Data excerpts

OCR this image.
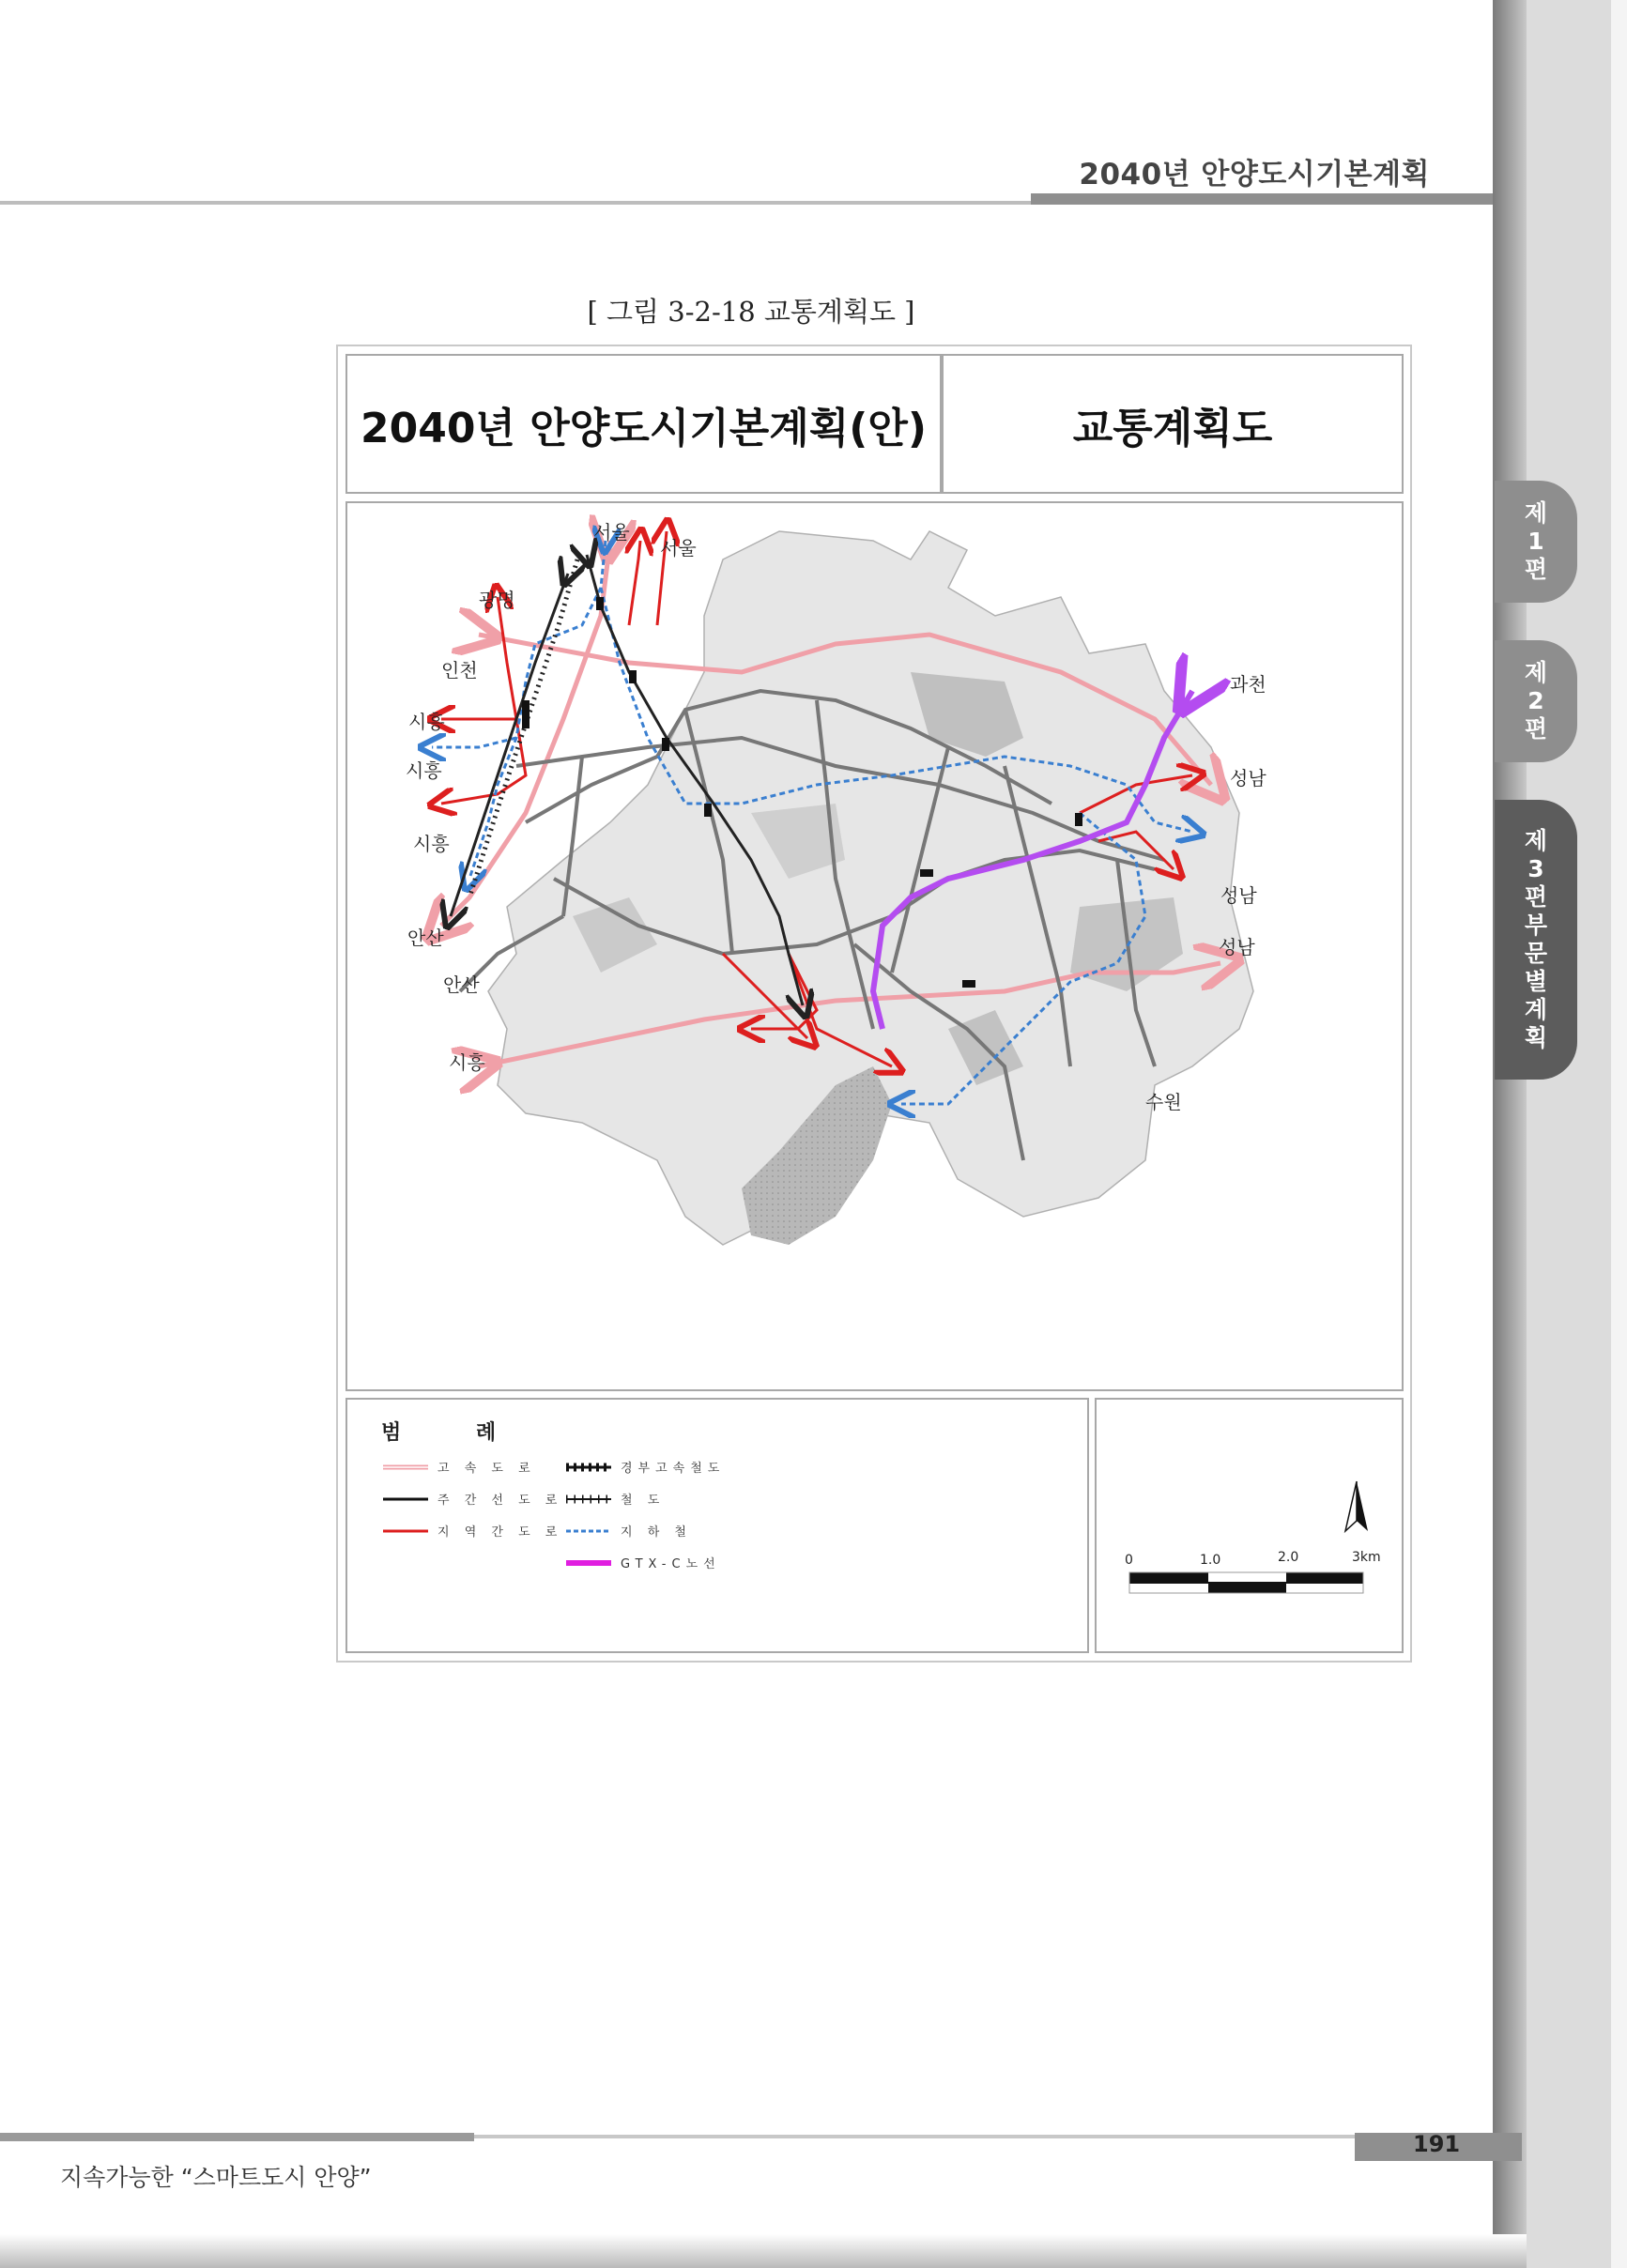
2040년 안양도시기본계획
제
1
편
제
2
편
제
3
편
부
문
별
계
획
[ 그림 3-2-18 교통계획도 ]
2040년 안양도시기본계획(안)	교통계획도
서울
서울
광명
인천
시흥
시흥
시흥
안산
안산
시흥
과천
성남
성남
성남
수원
범 례
고 속 도 로
주 간 선 도 로
지 역 간 도 로
경부고속철도
철 도
지 하 철
GTX-C노선	0	1.0	2.0	3km
지속가능한 “스마트도시 안양”
191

§ **GOAL**:
Keep the pictures out of the copy and return the rest of the data above exactly.

§ **RESPONSE**:
OCR this image.
2040년 안양도시기본계획
제
1
편
제
2
편
제
3
편
부
문
별
계
획
[ 그림 3-2-18 교통계획도 ]
2040년 안양도시기본계획(안)	교통계획도
서울
서울
광명
인천
시흥
시흥
시흥
안산
안산
시흥
과천
성남
성남
성남
수원
범 례
고 속 도 로
주 간 선 도 로
지 역 간 도 로
경부고속철도
철 도
지 하 철
GTX-C노선	0	1.0	2.0	3km
지속가능한 “스마트도시 안양”
191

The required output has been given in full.